Input rows>
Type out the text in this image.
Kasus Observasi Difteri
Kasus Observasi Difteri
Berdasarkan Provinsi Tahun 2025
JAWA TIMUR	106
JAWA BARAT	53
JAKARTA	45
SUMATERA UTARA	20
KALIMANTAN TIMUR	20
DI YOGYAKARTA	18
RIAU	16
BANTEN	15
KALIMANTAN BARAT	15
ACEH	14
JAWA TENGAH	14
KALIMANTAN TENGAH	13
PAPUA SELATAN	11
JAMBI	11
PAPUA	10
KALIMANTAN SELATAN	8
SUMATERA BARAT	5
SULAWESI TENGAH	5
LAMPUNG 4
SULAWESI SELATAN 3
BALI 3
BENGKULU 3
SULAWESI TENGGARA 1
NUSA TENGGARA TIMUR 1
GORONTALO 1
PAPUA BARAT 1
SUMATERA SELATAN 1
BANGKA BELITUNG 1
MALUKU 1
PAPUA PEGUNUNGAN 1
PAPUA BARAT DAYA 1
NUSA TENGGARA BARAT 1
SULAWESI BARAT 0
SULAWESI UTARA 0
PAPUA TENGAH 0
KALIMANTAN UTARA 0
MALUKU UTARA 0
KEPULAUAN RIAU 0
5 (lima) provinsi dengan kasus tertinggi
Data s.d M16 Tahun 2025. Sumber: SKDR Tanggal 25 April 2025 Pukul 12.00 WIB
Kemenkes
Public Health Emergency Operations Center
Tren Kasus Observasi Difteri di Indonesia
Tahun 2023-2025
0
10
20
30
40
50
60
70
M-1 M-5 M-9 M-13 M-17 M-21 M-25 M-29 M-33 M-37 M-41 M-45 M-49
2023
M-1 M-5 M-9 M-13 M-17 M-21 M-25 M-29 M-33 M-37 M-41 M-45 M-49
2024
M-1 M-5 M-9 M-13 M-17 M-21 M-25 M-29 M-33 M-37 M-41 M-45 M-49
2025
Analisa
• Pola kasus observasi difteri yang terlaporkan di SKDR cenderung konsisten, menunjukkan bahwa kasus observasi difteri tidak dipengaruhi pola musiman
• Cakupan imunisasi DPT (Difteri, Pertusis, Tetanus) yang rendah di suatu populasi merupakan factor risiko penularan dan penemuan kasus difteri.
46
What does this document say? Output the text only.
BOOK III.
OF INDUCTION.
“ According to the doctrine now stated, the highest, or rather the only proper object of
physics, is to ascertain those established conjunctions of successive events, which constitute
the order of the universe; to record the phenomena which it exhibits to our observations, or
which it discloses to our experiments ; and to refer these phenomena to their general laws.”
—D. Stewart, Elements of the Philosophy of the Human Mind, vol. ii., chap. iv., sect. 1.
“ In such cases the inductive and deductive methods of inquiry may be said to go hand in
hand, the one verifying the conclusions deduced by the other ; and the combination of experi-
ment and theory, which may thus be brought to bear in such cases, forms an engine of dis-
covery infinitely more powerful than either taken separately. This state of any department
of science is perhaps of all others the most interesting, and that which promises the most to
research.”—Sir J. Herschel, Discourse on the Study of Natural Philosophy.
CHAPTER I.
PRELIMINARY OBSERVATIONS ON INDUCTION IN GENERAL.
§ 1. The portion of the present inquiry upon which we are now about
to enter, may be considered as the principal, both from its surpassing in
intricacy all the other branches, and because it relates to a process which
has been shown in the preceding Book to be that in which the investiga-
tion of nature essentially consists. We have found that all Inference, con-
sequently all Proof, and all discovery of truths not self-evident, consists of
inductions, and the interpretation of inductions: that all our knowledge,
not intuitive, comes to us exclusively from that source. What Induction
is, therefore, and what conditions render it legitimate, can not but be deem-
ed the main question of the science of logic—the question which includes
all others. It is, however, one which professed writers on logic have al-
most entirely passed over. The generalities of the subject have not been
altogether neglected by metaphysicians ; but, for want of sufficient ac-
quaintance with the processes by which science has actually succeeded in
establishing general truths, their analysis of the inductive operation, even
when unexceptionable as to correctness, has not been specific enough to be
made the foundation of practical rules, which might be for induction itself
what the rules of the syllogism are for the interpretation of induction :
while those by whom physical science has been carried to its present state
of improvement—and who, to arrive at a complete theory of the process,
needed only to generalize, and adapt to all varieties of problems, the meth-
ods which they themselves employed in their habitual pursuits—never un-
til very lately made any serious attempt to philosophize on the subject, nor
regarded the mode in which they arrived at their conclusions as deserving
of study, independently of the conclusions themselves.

Required task>
Your task is to gather every line with the word "TENGGARA" and copy it.

Answer>
SULAWESI TENGGARA 1
NUSA TENGGARA TIMUR 1
NUSA TENGGARA BARAT 1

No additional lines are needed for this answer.